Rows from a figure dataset

[Start]

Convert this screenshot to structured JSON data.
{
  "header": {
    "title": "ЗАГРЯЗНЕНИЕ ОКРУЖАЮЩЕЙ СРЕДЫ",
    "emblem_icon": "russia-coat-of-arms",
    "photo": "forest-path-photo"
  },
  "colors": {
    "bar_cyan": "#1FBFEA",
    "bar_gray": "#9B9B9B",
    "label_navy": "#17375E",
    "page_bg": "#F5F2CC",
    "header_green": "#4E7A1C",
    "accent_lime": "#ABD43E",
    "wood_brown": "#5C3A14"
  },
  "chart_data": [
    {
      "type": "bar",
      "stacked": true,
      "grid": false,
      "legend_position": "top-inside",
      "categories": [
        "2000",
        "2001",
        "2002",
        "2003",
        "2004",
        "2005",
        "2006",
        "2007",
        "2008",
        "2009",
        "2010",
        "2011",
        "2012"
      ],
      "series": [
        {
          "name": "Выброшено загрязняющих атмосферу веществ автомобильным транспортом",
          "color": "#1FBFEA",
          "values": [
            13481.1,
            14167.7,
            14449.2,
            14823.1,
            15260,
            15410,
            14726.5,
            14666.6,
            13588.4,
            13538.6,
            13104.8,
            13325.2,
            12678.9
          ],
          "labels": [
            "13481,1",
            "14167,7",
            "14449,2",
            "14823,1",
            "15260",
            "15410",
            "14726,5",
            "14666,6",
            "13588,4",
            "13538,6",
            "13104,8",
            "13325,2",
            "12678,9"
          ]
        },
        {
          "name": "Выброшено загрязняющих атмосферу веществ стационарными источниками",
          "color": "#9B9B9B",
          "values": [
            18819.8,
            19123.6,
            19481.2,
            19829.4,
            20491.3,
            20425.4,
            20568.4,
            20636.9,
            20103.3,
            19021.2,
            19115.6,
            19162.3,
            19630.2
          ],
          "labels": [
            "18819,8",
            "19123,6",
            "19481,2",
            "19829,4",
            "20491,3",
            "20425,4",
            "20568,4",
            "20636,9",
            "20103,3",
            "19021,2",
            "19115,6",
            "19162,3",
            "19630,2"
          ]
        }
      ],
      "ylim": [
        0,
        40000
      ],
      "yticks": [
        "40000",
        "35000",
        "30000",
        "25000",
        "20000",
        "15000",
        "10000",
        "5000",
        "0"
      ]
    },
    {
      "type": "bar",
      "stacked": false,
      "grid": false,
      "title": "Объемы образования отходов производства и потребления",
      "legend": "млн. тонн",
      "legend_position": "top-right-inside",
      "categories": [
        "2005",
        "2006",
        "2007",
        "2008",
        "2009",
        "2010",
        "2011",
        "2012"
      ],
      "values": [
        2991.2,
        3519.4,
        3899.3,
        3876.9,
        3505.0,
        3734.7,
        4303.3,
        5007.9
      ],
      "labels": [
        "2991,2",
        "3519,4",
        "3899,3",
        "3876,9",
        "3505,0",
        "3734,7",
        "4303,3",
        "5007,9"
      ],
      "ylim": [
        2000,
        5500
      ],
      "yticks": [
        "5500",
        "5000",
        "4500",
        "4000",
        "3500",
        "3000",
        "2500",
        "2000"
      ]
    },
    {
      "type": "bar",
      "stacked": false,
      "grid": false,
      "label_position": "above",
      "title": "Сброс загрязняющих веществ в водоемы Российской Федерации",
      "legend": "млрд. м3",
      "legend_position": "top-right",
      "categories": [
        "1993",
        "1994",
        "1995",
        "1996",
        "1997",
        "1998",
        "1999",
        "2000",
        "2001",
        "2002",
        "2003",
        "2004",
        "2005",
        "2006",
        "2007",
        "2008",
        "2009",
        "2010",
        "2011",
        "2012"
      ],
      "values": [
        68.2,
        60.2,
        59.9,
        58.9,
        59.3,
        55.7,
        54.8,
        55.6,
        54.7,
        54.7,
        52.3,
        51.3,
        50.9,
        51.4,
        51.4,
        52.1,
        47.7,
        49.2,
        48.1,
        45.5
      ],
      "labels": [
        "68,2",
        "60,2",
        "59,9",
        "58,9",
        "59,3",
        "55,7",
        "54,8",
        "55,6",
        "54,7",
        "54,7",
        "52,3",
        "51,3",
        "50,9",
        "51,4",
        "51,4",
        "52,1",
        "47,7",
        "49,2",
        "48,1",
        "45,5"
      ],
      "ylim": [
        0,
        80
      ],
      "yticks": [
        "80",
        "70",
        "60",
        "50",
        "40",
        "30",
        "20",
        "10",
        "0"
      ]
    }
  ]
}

[End]

▶ [REQUIREMENT]: Provide only the count of lines in the material above that hold the word "name".

▶ [RESULT]: 2